▶ [WHAT IS REQUIRED]
Comb the records below for the string "JSON" and copy each line where it turns up.

▶ [EXTRACTED MATERIAL]
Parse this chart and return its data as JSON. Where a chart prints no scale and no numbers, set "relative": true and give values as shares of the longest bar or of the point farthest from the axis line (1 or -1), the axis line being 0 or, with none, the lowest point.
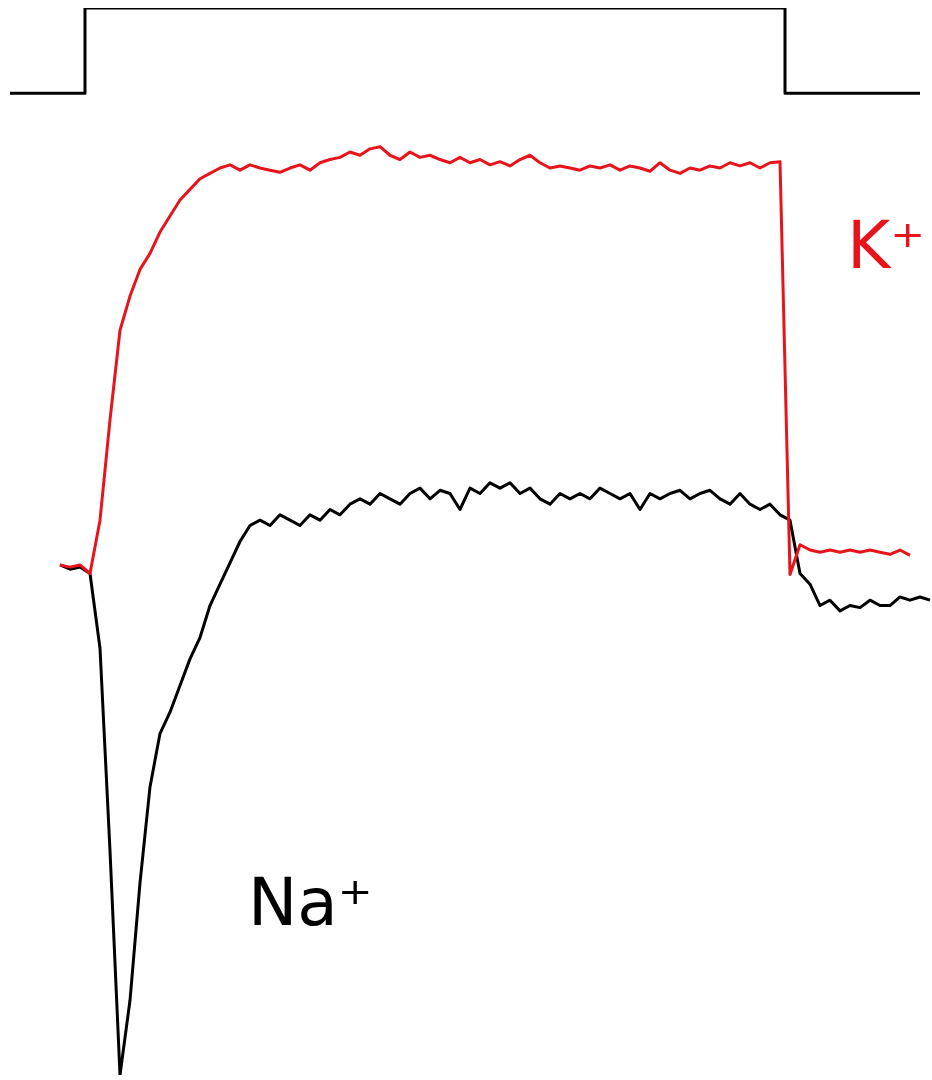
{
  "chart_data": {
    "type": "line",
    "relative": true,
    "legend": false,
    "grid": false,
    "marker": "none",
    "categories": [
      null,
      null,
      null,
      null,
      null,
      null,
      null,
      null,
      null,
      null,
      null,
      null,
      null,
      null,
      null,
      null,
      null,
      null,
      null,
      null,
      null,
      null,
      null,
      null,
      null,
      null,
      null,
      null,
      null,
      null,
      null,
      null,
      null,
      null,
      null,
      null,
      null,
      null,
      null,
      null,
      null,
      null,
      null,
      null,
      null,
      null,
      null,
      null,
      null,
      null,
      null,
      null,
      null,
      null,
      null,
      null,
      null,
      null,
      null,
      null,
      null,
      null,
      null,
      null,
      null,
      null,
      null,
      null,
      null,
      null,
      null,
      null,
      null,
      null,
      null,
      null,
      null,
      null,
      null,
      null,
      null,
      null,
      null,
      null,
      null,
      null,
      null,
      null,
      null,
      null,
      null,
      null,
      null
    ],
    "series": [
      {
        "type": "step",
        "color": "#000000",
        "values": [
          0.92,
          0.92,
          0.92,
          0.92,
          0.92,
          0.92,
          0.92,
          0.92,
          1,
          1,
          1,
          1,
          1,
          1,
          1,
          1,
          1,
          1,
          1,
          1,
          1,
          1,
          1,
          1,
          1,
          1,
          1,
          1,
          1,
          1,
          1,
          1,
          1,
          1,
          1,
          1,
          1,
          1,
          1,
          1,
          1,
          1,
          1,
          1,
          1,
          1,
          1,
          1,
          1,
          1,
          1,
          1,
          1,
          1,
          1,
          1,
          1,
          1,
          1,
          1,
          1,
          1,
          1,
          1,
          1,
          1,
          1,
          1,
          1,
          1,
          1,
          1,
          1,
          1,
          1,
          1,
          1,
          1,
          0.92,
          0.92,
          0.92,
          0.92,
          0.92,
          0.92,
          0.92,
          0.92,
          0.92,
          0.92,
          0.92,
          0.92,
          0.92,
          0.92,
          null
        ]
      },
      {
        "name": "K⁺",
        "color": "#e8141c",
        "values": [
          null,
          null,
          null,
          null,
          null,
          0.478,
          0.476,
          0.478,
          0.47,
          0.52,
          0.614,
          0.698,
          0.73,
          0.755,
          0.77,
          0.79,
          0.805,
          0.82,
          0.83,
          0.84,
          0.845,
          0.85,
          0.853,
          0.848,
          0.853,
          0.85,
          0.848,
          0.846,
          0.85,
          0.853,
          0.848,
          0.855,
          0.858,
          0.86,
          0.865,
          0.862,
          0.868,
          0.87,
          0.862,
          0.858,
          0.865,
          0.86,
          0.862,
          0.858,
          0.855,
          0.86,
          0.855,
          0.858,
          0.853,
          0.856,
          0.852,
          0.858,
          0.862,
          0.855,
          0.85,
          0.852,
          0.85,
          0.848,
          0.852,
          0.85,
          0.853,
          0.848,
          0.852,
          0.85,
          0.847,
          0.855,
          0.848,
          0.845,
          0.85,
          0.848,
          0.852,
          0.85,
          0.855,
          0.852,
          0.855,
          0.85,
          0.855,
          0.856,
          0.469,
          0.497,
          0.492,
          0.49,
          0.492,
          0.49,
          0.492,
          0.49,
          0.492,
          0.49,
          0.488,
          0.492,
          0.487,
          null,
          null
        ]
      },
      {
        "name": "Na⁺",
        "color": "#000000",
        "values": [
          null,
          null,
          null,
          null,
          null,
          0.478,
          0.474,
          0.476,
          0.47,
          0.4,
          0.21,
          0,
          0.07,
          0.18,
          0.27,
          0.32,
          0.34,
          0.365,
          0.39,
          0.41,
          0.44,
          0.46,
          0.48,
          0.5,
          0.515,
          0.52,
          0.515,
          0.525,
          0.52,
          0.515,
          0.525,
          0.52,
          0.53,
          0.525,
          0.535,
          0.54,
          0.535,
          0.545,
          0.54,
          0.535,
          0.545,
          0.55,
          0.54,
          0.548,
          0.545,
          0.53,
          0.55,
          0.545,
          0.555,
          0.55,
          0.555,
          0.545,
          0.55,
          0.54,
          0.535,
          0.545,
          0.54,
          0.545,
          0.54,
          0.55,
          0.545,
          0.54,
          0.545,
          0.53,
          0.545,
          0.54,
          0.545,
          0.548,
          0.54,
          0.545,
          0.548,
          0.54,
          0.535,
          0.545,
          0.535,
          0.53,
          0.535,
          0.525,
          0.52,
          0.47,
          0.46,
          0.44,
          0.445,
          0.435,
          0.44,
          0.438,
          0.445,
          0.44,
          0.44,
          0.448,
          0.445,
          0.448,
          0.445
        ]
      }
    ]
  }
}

--

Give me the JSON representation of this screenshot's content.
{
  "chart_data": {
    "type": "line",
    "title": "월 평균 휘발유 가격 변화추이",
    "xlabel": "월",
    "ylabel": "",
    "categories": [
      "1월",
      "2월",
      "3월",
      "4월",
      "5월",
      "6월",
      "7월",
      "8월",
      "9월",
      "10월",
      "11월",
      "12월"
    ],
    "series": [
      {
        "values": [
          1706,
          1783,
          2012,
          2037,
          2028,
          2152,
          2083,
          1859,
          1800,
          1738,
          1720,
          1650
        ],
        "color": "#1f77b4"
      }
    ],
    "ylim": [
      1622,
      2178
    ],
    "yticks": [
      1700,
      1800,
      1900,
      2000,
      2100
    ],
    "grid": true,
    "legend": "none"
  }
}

▶ [TASK SOLUTION]
Parse this chart and return its data as JSON. Where a chart prints no scale and no numbers, set "relative": true and give values as shares of the longest bar or of the point farthest from the axis line (1 or -1), the axis line being 0 or, with none, the lowest point.
Give me the JSON representation of this screenshot's content.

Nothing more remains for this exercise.